Show each line from the listing that includes the word "this".

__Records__
--------------------------------------------------
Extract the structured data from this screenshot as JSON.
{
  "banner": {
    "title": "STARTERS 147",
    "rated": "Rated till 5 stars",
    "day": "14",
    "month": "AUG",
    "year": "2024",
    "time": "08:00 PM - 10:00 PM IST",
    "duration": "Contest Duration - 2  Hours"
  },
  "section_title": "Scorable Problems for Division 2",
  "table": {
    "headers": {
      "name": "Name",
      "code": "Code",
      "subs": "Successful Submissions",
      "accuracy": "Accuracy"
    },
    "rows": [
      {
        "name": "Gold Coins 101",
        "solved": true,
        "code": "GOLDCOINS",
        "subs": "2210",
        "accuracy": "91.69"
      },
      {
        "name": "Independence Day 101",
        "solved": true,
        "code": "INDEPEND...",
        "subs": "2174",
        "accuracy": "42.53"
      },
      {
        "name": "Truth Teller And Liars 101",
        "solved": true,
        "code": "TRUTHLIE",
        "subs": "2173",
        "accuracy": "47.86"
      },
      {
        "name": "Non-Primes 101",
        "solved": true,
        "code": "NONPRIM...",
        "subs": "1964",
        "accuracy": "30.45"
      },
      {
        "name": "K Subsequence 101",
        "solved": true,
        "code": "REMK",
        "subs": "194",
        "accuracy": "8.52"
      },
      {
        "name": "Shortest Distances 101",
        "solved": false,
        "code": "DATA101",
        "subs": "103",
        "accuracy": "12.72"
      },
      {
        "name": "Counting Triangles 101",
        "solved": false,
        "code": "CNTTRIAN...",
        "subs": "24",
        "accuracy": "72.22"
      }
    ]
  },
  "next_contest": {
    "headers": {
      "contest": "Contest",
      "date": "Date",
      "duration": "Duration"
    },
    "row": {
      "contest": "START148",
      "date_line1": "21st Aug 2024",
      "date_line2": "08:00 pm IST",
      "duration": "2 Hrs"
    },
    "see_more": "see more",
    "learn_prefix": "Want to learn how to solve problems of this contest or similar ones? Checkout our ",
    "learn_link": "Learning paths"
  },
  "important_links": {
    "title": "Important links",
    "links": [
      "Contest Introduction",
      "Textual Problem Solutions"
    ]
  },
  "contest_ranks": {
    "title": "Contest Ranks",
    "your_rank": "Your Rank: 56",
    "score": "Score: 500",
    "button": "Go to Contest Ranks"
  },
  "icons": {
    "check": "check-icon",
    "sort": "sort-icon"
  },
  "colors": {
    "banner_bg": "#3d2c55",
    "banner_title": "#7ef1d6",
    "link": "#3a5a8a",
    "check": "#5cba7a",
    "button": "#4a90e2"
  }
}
--------------------------------------------------
__Written solution__
Extract the structured data from this screenshot as JSON.
    "learn_prefix": "Want to learn how to solve problems of this contest or similar ones? Checkout our ",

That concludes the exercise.